| WHAT THE EXERCISE ASKS |
Restate the full listing word for word and leave the pictures out.

Collected data entries
◇ ◇ ◇ ◇ ◇

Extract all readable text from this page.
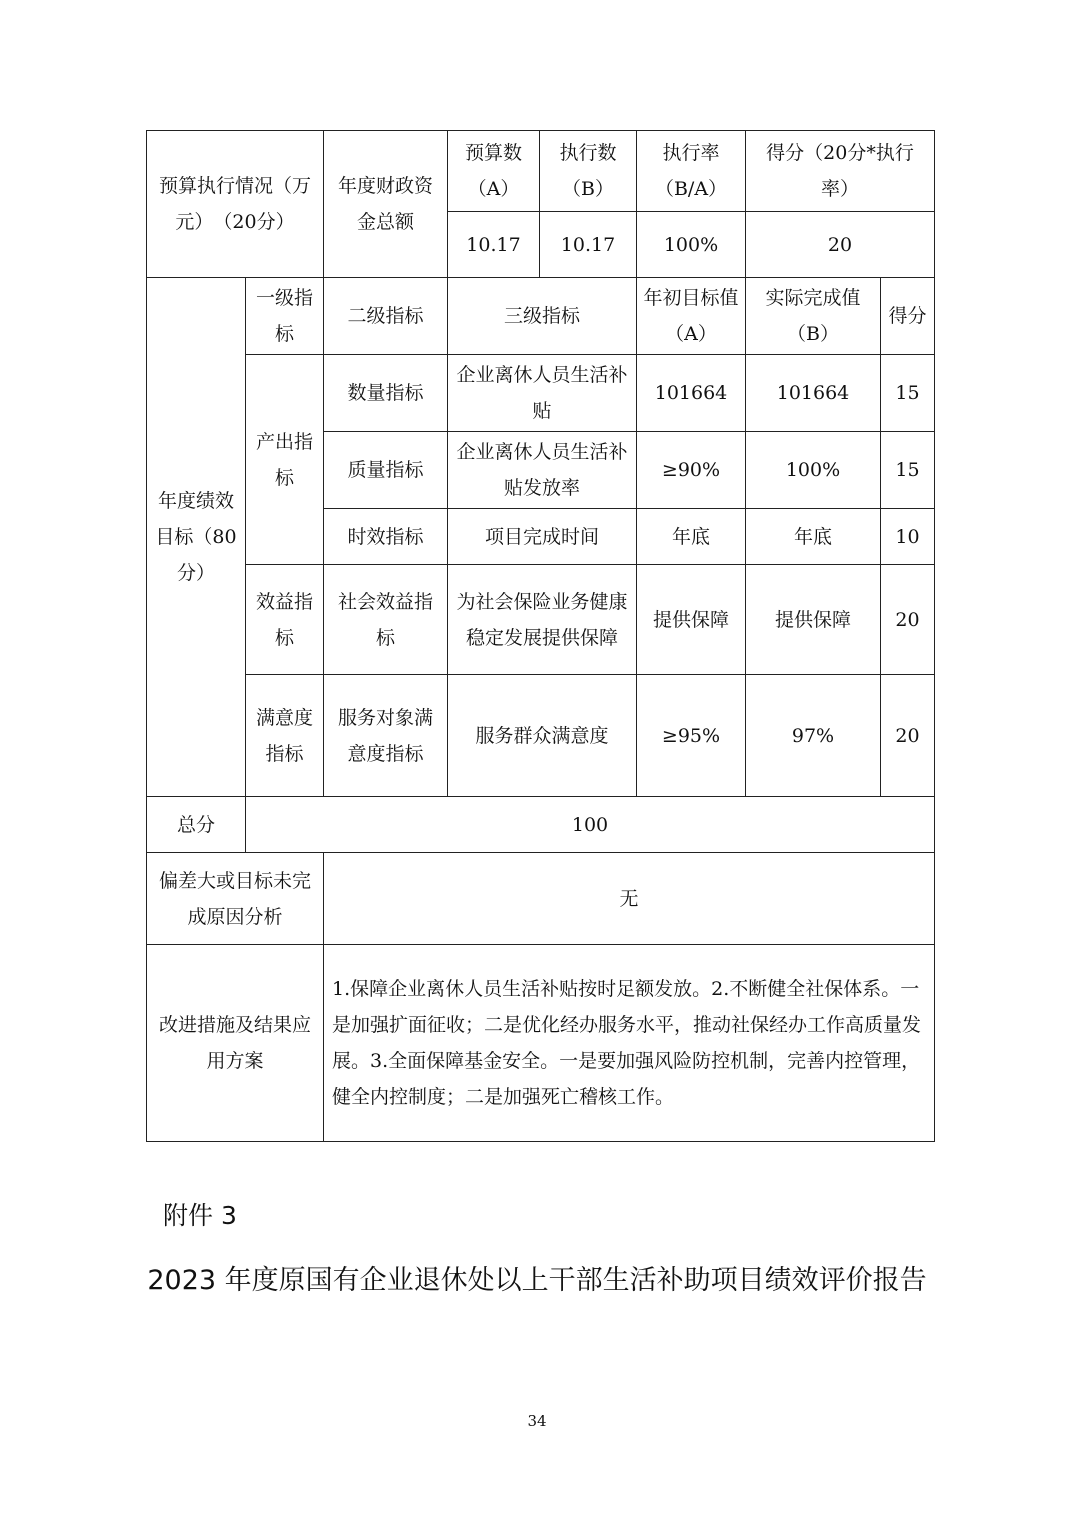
预算执行情况（万元）　（20分）		年度财政资金总额	预算数（A）	执行数（B）	执行率（B/A）	得分（20分*执行率）	
			10.17	10.17	100%	20	
年度绩效目标（80分）	一级指标	二级指标	三级指标		年初目标值（A）	实际完成值（B）	得分
	产出指标	数量指标	企业离休人员生活补贴		101664	101664	15
		质量指标	企业离休人员生活补贴发放率		≥90%	100%	15
		时效指标	项目完成时间		年底	年底	10
	效益指标	社会效益指标	为社会保险业务健康稳定发展提供保障		提供保障	提供保障	20
	满意度指标	服务对象满意度指标	服务群众满意度		≥95%	97%	20
总分	100						
偏差大或目标未完成原因分析		无					
改进措施及结果应用方案		1.保障企业离休人员生活补贴按时足额发放。2.不断健全社保体系。一是加强扩面征收；二是优化经办服务水平，推动社保经办工作高质量发展。3.全面保障基金安全。一是要加强风险防控机制，完善内控管理，健全内控制度；二是加强死亡稽核工作。					
附件 3
2023 年度原国有企业退休处以上干部生活补助项目绩效评价报告
34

◇ ◇ ◇ ◇ ◇

| WRITTEN RESPONSE |
Extract all readable text from this page.
预算执行情况（万元）　（20分）		年度财政资金总额	预算数（A）	执行数（B）	执行率（B/A）	得分（20分*执行率）	
			10.17	10.17	100%	20	
年度绩效目标（80分）	一级指标	二级指标	三级指标		年初目标值（A）	实际完成值（B）	得分
	产出指标	数量指标	企业离休人员生活补贴		101664	101664	15
		质量指标	企业离休人员生活补贴发放率		≥90%	100%	15
		时效指标	项目完成时间		年底	年底	10
	效益指标	社会效益指标	为社会保险业务健康稳定发展提供保障		提供保障	提供保障	20
	满意度指标	服务对象满意度指标	服务群众满意度		≥95%	97%	20
总分	100						
偏差大或目标未完成原因分析		无					
改进措施及结果应用方案		1.保障企业离休人员生活补贴按时足额发放。2.不断健全社保体系。一是加强扩面征收；二是优化经办服务水平，推动社保经办工作高质量发展。3.全面保障基金安全。一是要加强风险防控机制，完善内控管理，健全内控制度；二是加强死亡稽核工作。					
附件 3
2023 年度原国有企业退休处以上干部生活补助项目绩效评价报告
34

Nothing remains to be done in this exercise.